* _DATA LISTING_:
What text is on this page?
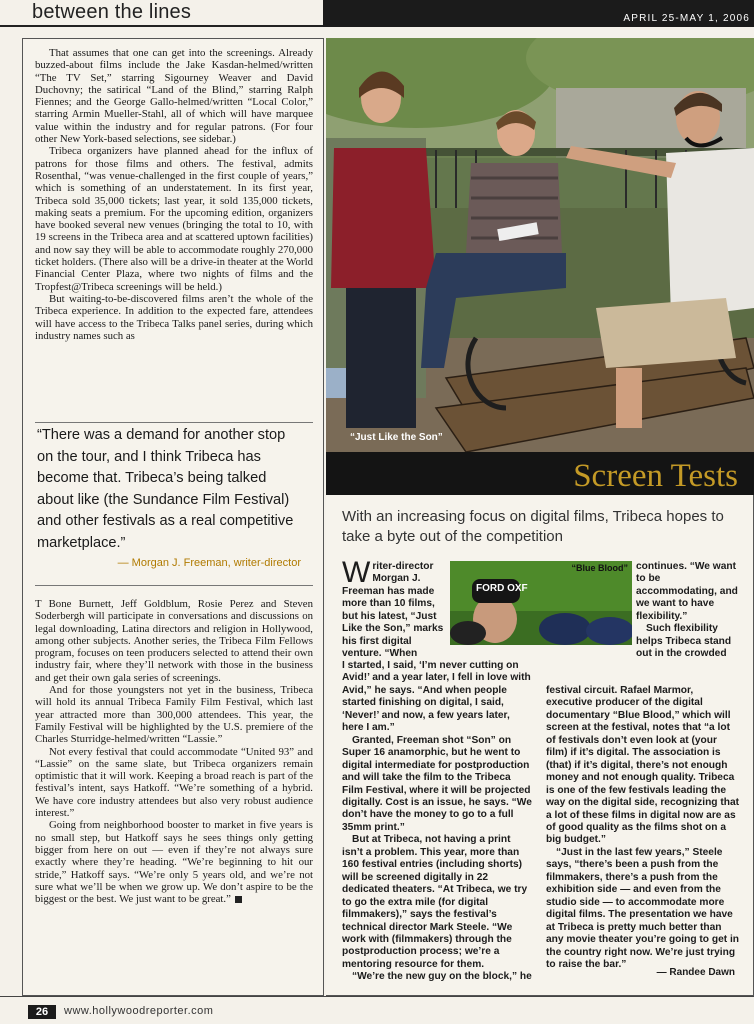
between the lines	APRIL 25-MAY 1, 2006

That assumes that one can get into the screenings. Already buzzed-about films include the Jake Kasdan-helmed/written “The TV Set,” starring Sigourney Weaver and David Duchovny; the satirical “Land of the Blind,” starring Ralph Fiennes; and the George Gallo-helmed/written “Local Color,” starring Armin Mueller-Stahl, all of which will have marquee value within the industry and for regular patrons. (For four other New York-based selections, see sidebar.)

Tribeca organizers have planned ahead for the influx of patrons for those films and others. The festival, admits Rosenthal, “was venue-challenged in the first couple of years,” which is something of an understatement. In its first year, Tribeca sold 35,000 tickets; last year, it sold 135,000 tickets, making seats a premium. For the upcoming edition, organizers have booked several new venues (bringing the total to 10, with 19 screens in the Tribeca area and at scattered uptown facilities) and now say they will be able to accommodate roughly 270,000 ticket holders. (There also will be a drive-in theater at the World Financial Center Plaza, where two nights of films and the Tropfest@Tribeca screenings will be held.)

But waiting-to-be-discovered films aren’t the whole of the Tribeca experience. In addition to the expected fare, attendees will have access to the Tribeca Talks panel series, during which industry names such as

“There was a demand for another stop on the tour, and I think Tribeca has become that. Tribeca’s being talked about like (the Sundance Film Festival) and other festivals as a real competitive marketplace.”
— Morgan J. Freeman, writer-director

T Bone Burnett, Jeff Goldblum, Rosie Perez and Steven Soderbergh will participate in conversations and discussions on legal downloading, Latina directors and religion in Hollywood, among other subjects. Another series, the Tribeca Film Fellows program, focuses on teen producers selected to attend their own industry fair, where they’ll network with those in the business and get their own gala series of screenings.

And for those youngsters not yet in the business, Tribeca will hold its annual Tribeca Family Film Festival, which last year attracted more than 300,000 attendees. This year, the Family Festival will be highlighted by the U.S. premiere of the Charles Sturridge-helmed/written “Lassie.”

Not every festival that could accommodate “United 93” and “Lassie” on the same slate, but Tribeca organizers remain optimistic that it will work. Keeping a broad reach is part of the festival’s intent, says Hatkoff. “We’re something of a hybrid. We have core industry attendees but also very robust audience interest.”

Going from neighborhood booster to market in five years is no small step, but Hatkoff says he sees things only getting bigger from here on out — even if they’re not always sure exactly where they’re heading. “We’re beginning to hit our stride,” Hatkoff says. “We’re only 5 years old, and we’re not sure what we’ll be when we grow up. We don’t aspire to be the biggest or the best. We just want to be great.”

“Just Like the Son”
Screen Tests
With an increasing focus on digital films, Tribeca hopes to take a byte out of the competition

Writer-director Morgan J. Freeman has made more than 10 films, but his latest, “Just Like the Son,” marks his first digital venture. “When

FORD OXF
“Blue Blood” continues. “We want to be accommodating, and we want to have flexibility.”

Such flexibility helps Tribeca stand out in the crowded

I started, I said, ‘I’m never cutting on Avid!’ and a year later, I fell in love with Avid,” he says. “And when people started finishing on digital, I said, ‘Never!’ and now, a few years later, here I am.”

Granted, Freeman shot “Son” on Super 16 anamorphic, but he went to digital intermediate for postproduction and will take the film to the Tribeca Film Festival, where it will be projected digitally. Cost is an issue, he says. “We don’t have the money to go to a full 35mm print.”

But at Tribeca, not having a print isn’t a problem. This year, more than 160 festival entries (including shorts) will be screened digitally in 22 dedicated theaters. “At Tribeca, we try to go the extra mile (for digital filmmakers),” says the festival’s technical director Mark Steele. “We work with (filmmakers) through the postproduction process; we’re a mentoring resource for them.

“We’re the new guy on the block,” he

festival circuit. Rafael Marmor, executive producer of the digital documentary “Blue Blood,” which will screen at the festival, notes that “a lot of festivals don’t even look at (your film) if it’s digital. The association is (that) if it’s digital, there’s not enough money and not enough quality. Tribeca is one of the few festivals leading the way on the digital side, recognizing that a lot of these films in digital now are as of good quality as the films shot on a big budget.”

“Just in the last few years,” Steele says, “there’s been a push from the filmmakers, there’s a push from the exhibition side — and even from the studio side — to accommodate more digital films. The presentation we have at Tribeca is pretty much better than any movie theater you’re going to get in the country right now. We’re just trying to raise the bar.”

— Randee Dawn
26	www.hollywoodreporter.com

* _INSTRUCTIONS FOR THE TASK_: Tally the lines in the entries above that hold the word "something". Reply with nothing but that count.

* _SOLVED PROBLEM_: 2